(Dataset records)

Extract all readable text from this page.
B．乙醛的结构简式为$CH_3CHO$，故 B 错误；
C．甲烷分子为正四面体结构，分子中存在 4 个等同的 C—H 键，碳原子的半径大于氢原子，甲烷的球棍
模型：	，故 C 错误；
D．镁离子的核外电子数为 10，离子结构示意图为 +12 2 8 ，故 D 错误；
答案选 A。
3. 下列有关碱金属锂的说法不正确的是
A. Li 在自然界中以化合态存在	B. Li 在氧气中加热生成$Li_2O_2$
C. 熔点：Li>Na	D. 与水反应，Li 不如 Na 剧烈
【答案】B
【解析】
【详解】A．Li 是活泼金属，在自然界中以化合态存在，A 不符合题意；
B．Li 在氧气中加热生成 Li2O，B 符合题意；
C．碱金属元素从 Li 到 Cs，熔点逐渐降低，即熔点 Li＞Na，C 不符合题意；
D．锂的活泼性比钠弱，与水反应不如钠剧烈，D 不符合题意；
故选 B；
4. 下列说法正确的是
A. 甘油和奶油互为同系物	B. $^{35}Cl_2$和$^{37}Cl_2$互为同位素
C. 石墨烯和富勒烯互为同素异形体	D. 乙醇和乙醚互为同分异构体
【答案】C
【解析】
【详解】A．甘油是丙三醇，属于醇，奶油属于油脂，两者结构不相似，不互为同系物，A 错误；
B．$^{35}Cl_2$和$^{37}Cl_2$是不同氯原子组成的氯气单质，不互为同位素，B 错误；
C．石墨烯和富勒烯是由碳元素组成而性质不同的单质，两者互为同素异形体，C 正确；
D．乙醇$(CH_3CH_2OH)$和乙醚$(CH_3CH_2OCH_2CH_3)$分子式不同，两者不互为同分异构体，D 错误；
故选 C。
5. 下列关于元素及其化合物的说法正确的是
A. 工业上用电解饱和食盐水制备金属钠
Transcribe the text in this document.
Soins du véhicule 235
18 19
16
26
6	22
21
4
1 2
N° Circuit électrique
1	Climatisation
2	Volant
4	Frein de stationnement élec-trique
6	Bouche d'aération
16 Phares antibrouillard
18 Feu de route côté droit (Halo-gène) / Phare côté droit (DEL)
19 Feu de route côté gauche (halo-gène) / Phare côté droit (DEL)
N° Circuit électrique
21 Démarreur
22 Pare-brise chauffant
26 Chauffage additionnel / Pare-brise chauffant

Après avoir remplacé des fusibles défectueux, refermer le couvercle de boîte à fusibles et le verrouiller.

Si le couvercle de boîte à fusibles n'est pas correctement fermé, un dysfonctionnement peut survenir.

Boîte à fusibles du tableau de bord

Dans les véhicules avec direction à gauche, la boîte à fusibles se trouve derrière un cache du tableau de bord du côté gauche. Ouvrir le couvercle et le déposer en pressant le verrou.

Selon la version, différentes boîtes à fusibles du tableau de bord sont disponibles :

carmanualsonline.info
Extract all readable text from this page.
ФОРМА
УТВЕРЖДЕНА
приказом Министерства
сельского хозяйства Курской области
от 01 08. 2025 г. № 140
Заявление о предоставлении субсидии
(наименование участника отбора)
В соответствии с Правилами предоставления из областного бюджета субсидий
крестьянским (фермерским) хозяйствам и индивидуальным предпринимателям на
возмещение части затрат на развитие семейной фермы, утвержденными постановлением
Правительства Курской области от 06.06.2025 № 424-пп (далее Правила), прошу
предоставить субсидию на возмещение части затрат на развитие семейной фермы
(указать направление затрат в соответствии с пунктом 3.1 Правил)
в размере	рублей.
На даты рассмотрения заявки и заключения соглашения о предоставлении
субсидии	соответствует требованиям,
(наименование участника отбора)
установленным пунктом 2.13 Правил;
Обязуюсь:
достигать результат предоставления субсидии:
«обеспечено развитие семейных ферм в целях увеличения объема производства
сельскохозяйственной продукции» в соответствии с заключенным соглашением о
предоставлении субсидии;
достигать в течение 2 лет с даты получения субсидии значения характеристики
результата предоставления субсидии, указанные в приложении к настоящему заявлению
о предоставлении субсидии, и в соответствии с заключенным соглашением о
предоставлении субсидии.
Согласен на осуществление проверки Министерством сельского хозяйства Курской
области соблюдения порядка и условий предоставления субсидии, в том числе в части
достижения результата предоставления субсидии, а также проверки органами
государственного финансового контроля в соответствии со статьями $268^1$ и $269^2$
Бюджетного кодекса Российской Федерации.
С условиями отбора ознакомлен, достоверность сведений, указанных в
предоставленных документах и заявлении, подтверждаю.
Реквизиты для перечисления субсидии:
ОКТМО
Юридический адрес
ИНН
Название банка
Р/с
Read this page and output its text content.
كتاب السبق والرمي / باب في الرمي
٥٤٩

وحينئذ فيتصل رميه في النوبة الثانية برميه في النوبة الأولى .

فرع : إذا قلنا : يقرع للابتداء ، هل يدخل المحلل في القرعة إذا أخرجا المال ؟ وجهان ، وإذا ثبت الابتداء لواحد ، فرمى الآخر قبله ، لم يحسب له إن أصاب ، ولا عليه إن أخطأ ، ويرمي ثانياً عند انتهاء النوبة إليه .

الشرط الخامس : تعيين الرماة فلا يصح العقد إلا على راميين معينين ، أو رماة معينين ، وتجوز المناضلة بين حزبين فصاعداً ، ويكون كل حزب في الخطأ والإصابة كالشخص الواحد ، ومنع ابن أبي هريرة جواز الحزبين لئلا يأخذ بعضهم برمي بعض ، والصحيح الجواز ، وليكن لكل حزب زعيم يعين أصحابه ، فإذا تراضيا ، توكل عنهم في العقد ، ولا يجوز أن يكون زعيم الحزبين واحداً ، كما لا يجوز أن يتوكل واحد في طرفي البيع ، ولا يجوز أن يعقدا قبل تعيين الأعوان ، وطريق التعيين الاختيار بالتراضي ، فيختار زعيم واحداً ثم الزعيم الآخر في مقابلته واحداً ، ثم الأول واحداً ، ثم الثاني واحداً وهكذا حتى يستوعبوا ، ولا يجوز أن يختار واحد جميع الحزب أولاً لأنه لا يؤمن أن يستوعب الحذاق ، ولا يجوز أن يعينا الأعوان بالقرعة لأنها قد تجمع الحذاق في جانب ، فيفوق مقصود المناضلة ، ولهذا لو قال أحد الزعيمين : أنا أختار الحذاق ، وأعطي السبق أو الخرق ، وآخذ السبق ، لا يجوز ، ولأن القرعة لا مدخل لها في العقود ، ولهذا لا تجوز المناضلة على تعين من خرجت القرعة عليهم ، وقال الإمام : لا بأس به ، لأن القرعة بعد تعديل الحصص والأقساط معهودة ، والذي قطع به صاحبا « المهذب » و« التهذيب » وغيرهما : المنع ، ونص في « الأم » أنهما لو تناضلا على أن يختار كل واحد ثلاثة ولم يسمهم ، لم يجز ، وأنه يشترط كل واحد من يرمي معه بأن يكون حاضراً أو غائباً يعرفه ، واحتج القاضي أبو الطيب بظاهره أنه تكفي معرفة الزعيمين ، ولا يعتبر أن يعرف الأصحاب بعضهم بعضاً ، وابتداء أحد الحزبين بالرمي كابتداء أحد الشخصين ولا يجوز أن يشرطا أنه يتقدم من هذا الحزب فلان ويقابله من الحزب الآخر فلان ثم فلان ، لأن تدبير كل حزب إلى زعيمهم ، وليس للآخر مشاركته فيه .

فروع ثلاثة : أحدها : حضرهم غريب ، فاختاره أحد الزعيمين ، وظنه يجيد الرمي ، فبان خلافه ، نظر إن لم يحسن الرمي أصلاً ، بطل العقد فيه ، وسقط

▶ Brief: Repeat the entries shown above, every one, word for word.

▶ Final answer:
Extract all readable text from this page.
B．乙醛的结构简式为$CH_3CHO$，故 B 错误；
C．甲烷分子为正四面体结构，分子中存在 4 个等同的 C—H 键，碳原子的半径大于氢原子，甲烷的球棍
模型：	，故 C 错误；
D．镁离子的核外电子数为 10，离子结构示意图为 +12 2 8 ，故 D 错误；
答案选 A。
3. 下列有关碱金属锂的说法不正确的是
A. Li 在自然界中以化合态存在	B. Li 在氧气中加热生成$Li_2O_2$
C. 熔点：Li>Na	D. 与水反应，Li 不如 Na 剧烈
【答案】B
【解析】
【详解】A．Li 是活泼金属，在自然界中以化合态存在，A 不符合题意；
B．Li 在氧气中加热生成 Li2O，B 符合题意；
C．碱金属元素从 Li 到 Cs，熔点逐渐降低，即熔点 Li＞Na，C 不符合题意；
D．锂的活泼性比钠弱，与水反应不如钠剧烈，D 不符合题意；
故选 B；
4. 下列说法正确的是
A. 甘油和奶油互为同系物	B. $^{35}Cl_2$和$^{37}Cl_2$互为同位素
C. 石墨烯和富勒烯互为同素异形体	D. 乙醇和乙醚互为同分异构体
【答案】C
【解析】
【详解】A．甘油是丙三醇，属于醇，奶油属于油脂，两者结构不相似，不互为同系物，A 错误；
B．$^{35}Cl_2$和$^{37}Cl_2$是不同氯原子组成的氯气单质，不互为同位素，B 错误；
C．石墨烯和富勒烯是由碳元素组成而性质不同的单质，两者互为同素异形体，C 正确；
D．乙醇$(CH_3CH_2OH)$和乙醚$(CH_3CH_2OCH_2CH_3)$分子式不同，两者不互为同分异构体，D 错误；
故选 C。
5. 下列关于元素及其化合物的说法正确的是
A. 工业上用电解饱和食盐水制备金属钠
Transcribe the text in this document.
Soins du véhicule 235
18 19
16
26
6	22
21
4
1 2
N° Circuit électrique
1	Climatisation
2	Volant
4	Frein de stationnement élec-trique
6	Bouche d'aération
16 Phares antibrouillard
18 Feu de route côté droit (Halo-gène) / Phare côté droit (DEL)
19 Feu de route côté gauche (halo-gène) / Phare côté droit (DEL)
N° Circuit électrique
21 Démarreur
22 Pare-brise chauffant
26 Chauffage additionnel / Pare-brise chauffant

Après avoir remplacé des fusibles défectueux, refermer le couvercle de boîte à fusibles et le verrouiller.

Si le couvercle de boîte à fusibles n'est pas correctement fermé, un dysfonctionnement peut survenir.

Boîte à fusibles du tableau de bord

Dans les véhicules avec direction à gauche, la boîte à fusibles se trouve derrière un cache du tableau de bord du côté gauche. Ouvrir le couvercle et le déposer en pressant le verrou.

Selon la version, différentes boîtes à fusibles du tableau de bord sont disponibles :

carmanualsonline.info
Extract all readable text from this page.
ФОРМА
УТВЕРЖДЕНА
приказом Министерства
сельского хозяйства Курской области
от 01 08. 2025 г. № 140
Заявление о предоставлении субсидии
(наименование участника отбора)
В соответствии с Правилами предоставления из областного бюджета субсидий
крестьянским (фермерским) хозяйствам и индивидуальным предпринимателям на
возмещение части затрат на развитие семейной фермы, утвержденными постановлением
Правительства Курской области от 06.06.2025 № 424-пп (далее Правила), прошу
предоставить субсидию на возмещение части затрат на развитие семейной фермы
(указать направление затрат в соответствии с пунктом 3.1 Правил)
в размере	рублей.
На даты рассмотрения заявки и заключения соглашения о предоставлении
субсидии	соответствует требованиям,
(наименование участника отбора)
установленным пунктом 2.13 Правил;
Обязуюсь:
достигать результат предоставления субсидии:
«обеспечено развитие семейных ферм в целях увеличения объема производства
сельскохозяйственной продукции» в соответствии с заключенным соглашением о
предоставлении субсидии;
достигать в течение 2 лет с даты получения субсидии значения характеристики
результата предоставления субсидии, указанные в приложении к настоящему заявлению
о предоставлении субсидии, и в соответствии с заключенным соглашением о
предоставлении субсидии.
Согласен на осуществление проверки Министерством сельского хозяйства Курской
области соблюдения порядка и условий предоставления субсидии, в том числе в части
достижения результата предоставления субсидии, а также проверки органами
государственного финансового контроля в соответствии со статьями $268^1$ и $269^2$
Бюджетного кодекса Российской Федерации.
С условиями отбора ознакомлен, достоверность сведений, указанных в
предоставленных документах и заявлении, подтверждаю.
Реквизиты для перечисления субсидии:
ОКТМО
Юридический адрес
ИНН
Название банка
Р/с
Read this page and output its text content.
كتاب السبق والرمي / باب في الرمي
٥٤٩

وحينئذ فيتصل رميه في النوبة الثانية برميه في النوبة الأولى .

فرع : إذا قلنا : يقرع للابتداء ، هل يدخل المحلل في القرعة إذا أخرجا المال ؟ وجهان ، وإذا ثبت الابتداء لواحد ، فرمى الآخر قبله ، لم يحسب له إن أصاب ، ولا عليه إن أخطأ ، ويرمي ثانياً عند انتهاء النوبة إليه .

الشرط الخامس : تعيين الرماة فلا يصح العقد إلا على راميين معينين ، أو رماة معينين ، وتجوز المناضلة بين حزبين فصاعداً ، ويكون كل حزب في الخطأ والإصابة كالشخص الواحد ، ومنع ابن أبي هريرة جواز الحزبين لئلا يأخذ بعضهم برمي بعض ، والصحيح الجواز ، وليكن لكل حزب زعيم يعين أصحابه ، فإذا تراضيا ، توكل عنهم في العقد ، ولا يجوز أن يكون زعيم الحزبين واحداً ، كما لا يجوز أن يتوكل واحد في طرفي البيع ، ولا يجوز أن يعقدا قبل تعيين الأعوان ، وطريق التعيين الاختيار بالتراضي ، فيختار زعيم واحداً ثم الزعيم الآخر في مقابلته واحداً ، ثم الأول واحداً ، ثم الثاني واحداً وهكذا حتى يستوعبوا ، ولا يجوز أن يختار واحد جميع الحزب أولاً لأنه لا يؤمن أن يستوعب الحذاق ، ولا يجوز أن يعينا الأعوان بالقرعة لأنها قد تجمع الحذاق في جانب ، فيفوق مقصود المناضلة ، ولهذا لو قال أحد الزعيمين : أنا أختار الحذاق ، وأعطي السبق أو الخرق ، وآخذ السبق ، لا يجوز ، ولأن القرعة لا مدخل لها في العقود ، ولهذا لا تجوز المناضلة على تعين من خرجت القرعة عليهم ، وقال الإمام : لا بأس به ، لأن القرعة بعد تعديل الحصص والأقساط معهودة ، والذي قطع به صاحبا « المهذب » و« التهذيب » وغيرهما : المنع ، ونص في « الأم » أنهما لو تناضلا على أن يختار كل واحد ثلاثة ولم يسمهم ، لم يجز ، وأنه يشترط كل واحد من يرمي معه بأن يكون حاضراً أو غائباً يعرفه ، واحتج القاضي أبو الطيب بظاهره أنه تكفي معرفة الزعيمين ، ولا يعتبر أن يعرف الأصحاب بعضهم بعضاً ، وابتداء أحد الحزبين بالرمي كابتداء أحد الشخصين ولا يجوز أن يشرطا أنه يتقدم من هذا الحزب فلان ويقابله من الحزب الآخر فلان ثم فلان ، لأن تدبير كل حزب إلى زعيمهم ، وليس للآخر مشاركته فيه .

فروع ثلاثة : أحدها : حضرهم غريب ، فاختاره أحد الزعيمين ، وظنه يجيد الرمي ، فبان خلافه ، نظر إن لم يحسن الرمي أصلاً ، بطل العقد فيه ، وسقط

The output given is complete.